* _EXERCISE TASK_
Repeat the lines of data from the start through the line containing "series-left-boundary [105, 197, 120, 577]", inclusive.

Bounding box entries
_____

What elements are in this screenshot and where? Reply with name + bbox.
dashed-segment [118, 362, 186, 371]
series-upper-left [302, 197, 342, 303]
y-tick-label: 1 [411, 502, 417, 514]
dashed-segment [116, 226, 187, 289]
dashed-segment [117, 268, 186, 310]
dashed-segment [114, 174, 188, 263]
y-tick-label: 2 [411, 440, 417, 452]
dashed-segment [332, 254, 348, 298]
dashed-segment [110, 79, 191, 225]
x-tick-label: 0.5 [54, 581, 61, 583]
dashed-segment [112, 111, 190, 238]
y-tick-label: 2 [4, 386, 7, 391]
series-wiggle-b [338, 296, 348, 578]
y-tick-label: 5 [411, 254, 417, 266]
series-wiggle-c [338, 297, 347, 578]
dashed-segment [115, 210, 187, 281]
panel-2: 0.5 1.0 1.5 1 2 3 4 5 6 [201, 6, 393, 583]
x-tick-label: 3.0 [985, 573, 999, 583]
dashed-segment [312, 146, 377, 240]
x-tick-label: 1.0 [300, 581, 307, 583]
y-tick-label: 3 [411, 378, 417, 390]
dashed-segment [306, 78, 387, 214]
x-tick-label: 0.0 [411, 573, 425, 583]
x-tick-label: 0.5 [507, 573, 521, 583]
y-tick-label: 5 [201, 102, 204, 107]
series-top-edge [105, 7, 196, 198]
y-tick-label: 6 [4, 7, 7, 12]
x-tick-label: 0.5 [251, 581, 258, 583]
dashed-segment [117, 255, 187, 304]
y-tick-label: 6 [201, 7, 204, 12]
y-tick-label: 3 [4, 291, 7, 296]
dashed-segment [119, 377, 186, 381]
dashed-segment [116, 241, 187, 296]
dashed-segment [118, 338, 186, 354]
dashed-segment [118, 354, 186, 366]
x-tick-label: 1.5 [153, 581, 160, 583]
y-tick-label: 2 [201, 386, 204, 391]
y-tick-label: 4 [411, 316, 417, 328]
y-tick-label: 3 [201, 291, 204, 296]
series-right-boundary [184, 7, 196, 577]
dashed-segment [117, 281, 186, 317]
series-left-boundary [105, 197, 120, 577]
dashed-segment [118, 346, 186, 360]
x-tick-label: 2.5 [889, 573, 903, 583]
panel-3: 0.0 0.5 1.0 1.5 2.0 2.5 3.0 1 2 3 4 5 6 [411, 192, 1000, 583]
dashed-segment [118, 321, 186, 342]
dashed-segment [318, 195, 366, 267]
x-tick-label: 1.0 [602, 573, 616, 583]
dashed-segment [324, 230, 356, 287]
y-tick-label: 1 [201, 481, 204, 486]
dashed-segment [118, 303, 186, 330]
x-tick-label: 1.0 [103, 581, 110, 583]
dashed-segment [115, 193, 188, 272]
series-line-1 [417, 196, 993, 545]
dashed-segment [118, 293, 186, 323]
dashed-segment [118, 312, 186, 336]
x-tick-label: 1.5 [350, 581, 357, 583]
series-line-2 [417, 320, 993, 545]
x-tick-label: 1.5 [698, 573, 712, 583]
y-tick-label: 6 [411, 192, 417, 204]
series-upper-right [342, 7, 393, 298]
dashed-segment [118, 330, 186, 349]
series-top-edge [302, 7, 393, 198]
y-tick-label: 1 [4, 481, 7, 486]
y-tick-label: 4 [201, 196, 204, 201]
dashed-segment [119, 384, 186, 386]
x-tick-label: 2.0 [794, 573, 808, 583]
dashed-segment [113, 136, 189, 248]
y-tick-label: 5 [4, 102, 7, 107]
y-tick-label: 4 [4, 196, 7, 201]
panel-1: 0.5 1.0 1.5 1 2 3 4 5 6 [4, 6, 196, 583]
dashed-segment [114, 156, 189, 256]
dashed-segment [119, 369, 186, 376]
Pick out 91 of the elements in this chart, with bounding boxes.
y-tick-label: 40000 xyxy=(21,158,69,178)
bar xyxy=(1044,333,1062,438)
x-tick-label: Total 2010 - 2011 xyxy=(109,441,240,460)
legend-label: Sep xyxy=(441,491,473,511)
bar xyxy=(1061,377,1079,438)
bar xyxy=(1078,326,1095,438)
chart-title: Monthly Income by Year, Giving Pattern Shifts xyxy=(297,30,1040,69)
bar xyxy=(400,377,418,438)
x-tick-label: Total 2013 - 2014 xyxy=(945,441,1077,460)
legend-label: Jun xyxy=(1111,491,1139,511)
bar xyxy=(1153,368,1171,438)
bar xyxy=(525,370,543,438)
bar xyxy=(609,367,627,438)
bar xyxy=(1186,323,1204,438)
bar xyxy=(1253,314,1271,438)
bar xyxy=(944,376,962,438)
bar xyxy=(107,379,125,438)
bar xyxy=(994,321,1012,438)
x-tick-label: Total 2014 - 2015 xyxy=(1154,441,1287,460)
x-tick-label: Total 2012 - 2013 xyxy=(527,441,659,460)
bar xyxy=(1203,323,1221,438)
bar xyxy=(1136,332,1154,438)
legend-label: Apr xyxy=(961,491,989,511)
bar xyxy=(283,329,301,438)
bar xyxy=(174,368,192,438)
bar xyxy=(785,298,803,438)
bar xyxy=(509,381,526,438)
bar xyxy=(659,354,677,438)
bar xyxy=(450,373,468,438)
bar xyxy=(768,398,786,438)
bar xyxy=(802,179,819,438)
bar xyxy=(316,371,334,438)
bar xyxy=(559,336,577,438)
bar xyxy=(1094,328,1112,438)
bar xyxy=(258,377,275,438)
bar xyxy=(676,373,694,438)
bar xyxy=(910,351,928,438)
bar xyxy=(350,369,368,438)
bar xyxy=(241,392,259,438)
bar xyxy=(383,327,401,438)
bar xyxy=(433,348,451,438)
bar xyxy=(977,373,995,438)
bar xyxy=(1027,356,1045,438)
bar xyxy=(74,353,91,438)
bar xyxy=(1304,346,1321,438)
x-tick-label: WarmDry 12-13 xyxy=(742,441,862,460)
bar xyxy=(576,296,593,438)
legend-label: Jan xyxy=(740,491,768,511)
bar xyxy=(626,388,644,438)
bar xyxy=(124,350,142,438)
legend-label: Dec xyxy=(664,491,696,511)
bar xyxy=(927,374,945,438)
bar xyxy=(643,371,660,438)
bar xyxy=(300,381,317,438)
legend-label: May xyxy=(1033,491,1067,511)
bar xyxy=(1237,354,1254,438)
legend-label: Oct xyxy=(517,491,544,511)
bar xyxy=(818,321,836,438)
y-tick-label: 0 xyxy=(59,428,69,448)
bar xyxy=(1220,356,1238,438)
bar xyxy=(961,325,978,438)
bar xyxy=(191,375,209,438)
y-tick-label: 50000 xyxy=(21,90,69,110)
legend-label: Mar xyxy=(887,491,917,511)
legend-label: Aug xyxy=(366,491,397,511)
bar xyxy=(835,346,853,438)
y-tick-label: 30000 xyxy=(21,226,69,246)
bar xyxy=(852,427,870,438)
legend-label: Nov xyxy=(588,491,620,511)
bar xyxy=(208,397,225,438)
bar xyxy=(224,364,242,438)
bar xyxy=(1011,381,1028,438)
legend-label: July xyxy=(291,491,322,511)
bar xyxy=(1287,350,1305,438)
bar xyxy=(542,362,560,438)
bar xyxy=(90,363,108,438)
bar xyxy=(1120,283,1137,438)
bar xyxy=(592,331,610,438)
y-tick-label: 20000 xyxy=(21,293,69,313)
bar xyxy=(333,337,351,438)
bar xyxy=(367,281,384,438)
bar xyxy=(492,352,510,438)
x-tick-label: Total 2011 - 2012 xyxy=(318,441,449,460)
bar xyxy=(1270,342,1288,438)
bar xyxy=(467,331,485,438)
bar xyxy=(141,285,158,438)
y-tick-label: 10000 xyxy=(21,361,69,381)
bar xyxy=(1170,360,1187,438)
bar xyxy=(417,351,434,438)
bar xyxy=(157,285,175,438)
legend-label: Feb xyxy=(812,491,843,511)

_____

* _RESPONSE BELOW_
What elements are in this screenshot and where? Reply with name + bbox.
dashed-segment [118, 362, 186, 371]
series-upper-left [302, 197, 342, 303]
y-tick-label: 1 [411, 502, 417, 514]
dashed-segment [116, 226, 187, 289]
dashed-segment [117, 268, 186, 310]
dashed-segment [114, 174, 188, 263]
y-tick-label: 2 [411, 440, 417, 452]
dashed-segment [332, 254, 348, 298]
dashed-segment [110, 79, 191, 225]
x-tick-label: 0.5 [54, 581, 61, 583]
dashed-segment [112, 111, 190, 238]
y-tick-label: 2 [4, 386, 7, 391]
series-wiggle-b [338, 296, 348, 578]
y-tick-label: 5 [411, 254, 417, 266]
series-wiggle-c [338, 297, 347, 578]
dashed-segment [115, 210, 187, 281]
panel-2: 0.5 1.0 1.5 1 2 3 4 5 6 [201, 6, 393, 583]
x-tick-label: 3.0 [985, 573, 999, 583]
dashed-segment [312, 146, 377, 240]
x-tick-label: 1.0 [300, 581, 307, 583]
y-tick-label: 3 [411, 378, 417, 390]
dashed-segment [306, 78, 387, 214]
x-tick-label: 0.0 [411, 573, 425, 583]
x-tick-label: 0.5 [507, 573, 521, 583]
y-tick-label: 5 [201, 102, 204, 107]
series-top-edge [105, 7, 196, 198]
y-tick-label: 6 [4, 7, 7, 12]
x-tick-label: 0.5 [251, 581, 258, 583]
dashed-segment [117, 255, 187, 304]
y-tick-label: 6 [201, 7, 204, 12]
y-tick-label: 3 [4, 291, 7, 296]
dashed-segment [119, 377, 186, 381]
dashed-segment [116, 241, 187, 296]
dashed-segment [118, 338, 186, 354]
dashed-segment [118, 354, 186, 366]
x-tick-label: 1.5 [153, 581, 160, 583]
y-tick-label: 2 [201, 386, 204, 391]
y-tick-label: 4 [411, 316, 417, 328]
y-tick-label: 3 [201, 291, 204, 296]
series-right-boundary [184, 7, 196, 577]
dashed-segment [117, 281, 186, 317]
series-left-boundary [105, 197, 120, 577]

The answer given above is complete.